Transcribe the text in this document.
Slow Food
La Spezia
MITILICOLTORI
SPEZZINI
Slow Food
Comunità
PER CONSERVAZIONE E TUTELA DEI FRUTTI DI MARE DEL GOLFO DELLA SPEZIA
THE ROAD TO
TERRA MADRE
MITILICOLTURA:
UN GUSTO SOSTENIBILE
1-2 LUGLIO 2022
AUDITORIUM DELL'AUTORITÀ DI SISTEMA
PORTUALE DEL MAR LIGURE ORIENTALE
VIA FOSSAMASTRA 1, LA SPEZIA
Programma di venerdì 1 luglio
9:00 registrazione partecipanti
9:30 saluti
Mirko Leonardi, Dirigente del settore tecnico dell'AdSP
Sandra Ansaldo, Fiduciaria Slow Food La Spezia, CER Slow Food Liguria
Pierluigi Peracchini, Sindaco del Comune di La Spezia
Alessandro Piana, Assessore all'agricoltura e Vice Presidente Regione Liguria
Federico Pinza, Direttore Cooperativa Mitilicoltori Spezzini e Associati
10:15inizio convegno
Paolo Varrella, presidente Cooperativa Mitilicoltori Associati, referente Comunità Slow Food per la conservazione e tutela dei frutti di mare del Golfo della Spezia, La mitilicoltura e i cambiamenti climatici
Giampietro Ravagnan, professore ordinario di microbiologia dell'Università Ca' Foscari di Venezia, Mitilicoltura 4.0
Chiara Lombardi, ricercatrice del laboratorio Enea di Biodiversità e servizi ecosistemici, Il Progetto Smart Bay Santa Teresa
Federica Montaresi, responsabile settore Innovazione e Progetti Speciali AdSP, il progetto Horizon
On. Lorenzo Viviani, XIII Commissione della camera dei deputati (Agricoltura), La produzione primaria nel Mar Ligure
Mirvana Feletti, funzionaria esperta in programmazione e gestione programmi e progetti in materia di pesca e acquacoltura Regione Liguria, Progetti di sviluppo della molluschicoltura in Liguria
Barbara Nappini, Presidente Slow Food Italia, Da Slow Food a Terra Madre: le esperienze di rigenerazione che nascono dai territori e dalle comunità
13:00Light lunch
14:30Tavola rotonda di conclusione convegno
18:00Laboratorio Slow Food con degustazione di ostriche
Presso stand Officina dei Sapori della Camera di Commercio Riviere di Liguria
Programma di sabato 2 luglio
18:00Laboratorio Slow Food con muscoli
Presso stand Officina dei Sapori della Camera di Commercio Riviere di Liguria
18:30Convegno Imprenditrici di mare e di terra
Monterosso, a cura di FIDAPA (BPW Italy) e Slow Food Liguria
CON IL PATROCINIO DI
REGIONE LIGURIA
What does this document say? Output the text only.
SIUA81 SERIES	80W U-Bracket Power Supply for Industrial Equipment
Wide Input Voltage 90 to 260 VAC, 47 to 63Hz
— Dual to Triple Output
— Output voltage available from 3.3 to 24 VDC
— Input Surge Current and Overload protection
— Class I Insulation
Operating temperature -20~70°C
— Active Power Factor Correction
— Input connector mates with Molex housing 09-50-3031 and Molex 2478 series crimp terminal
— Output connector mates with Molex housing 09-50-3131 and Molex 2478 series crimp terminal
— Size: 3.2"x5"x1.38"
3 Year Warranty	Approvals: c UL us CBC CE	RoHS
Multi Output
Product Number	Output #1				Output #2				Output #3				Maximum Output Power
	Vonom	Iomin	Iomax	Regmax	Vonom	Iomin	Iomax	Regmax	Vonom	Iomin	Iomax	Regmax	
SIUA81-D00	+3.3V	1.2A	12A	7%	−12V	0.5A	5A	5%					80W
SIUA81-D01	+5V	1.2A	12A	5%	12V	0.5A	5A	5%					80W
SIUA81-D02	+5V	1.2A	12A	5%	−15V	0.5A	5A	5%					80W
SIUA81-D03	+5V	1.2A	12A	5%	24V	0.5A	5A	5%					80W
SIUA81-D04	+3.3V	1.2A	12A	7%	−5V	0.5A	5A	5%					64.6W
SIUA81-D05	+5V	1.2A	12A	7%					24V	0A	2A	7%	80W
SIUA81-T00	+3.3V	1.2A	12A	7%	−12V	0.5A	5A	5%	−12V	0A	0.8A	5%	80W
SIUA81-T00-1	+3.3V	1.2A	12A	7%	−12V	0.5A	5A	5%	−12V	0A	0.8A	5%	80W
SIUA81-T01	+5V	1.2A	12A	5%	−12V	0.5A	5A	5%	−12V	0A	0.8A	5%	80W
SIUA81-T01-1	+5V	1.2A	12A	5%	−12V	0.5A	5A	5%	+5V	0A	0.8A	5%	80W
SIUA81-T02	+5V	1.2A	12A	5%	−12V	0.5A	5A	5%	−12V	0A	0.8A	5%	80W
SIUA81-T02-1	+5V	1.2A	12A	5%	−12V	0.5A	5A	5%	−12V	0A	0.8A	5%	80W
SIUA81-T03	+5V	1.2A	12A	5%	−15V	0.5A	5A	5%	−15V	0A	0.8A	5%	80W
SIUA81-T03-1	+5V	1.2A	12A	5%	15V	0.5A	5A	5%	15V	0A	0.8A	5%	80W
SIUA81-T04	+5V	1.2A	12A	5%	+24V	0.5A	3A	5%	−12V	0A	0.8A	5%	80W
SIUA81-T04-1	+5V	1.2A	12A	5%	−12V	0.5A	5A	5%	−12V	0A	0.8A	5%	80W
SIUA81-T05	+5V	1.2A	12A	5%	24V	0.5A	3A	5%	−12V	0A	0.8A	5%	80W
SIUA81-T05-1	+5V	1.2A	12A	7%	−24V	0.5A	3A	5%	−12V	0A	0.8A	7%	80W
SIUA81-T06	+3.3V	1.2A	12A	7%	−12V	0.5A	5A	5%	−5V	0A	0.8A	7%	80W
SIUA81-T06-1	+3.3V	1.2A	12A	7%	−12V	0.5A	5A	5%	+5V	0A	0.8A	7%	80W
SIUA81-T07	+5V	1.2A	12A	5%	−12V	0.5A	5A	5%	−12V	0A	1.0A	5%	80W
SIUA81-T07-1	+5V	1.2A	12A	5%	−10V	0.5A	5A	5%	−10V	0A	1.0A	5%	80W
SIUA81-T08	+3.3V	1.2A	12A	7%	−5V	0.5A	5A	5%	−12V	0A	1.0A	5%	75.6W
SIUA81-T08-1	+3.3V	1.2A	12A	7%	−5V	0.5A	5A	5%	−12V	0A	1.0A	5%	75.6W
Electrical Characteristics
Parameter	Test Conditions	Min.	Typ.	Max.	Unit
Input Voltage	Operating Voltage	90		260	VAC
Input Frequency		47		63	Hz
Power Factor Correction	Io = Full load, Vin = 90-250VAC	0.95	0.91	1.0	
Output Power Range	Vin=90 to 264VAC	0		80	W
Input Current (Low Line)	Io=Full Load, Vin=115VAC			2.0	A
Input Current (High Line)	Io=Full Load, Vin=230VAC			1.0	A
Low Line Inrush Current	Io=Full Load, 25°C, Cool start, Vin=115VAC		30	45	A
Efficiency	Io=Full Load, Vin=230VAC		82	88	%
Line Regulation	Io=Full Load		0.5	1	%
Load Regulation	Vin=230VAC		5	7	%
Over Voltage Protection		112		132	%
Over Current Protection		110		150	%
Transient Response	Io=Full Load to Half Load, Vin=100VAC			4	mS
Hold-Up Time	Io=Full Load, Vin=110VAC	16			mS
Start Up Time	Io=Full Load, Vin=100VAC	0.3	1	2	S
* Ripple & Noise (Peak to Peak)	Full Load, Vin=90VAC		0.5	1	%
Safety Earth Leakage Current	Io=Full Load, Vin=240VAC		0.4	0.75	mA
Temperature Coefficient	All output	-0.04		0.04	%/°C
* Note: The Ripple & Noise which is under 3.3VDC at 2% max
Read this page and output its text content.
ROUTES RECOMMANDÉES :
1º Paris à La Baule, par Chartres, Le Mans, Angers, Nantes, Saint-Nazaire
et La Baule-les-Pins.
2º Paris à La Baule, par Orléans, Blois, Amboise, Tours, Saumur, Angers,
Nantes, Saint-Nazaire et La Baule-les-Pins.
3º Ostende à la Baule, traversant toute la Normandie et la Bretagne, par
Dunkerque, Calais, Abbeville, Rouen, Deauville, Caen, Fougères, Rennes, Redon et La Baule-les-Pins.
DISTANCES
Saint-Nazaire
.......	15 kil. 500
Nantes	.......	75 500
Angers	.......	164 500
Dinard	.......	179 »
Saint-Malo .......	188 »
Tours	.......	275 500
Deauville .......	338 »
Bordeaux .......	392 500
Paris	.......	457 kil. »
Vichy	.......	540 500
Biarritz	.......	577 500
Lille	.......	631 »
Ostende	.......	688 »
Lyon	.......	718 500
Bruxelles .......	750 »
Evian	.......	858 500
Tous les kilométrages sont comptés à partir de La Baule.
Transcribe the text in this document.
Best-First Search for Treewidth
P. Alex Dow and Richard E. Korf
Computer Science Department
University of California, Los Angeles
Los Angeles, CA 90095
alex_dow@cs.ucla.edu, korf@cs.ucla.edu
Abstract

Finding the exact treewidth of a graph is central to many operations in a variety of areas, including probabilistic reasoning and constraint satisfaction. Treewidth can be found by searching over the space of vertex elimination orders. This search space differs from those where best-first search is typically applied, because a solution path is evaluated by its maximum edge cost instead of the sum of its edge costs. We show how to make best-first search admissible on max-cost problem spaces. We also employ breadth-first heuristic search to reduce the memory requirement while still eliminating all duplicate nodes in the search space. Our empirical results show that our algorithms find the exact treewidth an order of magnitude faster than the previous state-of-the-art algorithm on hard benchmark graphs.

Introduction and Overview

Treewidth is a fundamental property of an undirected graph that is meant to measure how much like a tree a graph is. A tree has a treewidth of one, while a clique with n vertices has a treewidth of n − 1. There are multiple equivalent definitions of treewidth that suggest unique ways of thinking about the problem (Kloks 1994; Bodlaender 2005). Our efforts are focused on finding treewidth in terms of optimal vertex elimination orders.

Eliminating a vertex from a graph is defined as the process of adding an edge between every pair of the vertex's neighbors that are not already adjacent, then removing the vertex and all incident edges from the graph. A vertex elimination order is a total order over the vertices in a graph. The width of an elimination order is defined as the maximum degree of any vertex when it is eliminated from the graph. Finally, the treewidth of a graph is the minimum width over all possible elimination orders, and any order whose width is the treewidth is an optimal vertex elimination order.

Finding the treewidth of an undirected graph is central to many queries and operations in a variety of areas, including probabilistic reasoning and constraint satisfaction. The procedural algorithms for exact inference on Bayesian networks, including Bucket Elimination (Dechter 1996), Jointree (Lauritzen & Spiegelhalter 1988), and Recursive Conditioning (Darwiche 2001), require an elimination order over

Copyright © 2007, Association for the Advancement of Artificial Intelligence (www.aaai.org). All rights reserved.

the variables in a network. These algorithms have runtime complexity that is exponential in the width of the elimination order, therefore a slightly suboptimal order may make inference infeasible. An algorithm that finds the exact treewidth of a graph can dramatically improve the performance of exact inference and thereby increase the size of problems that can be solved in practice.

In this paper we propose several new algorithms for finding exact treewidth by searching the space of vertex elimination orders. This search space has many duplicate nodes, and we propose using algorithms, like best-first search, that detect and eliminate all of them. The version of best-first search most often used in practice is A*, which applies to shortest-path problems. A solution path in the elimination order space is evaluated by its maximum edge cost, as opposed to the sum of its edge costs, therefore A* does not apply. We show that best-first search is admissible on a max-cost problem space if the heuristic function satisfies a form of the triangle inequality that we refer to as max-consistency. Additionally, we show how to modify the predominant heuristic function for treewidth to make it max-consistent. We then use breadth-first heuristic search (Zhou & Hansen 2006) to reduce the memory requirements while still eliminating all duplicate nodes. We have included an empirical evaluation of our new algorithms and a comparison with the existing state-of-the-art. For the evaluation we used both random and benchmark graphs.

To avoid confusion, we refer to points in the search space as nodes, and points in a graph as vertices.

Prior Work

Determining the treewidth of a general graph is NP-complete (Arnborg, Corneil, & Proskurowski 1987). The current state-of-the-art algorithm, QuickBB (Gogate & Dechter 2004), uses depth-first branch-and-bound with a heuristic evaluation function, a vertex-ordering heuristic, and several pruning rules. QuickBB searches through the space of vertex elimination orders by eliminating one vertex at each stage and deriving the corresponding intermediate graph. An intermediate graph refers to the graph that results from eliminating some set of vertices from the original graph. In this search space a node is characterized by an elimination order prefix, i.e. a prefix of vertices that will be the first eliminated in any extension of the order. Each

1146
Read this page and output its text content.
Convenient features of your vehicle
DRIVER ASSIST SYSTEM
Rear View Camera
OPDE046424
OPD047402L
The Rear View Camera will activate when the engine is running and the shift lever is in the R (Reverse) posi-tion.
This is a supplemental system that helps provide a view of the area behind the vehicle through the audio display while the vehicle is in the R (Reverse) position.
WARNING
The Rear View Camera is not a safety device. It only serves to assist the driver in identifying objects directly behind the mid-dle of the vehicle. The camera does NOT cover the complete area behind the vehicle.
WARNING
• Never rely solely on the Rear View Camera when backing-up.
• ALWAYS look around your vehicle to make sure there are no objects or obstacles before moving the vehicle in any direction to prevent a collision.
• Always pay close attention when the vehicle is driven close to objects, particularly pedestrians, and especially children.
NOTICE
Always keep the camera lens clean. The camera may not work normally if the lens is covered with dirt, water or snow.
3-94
________________________
> **Given task**
Only a number is wanted: how many lines of the material above hold "when"?

> **Solution**
4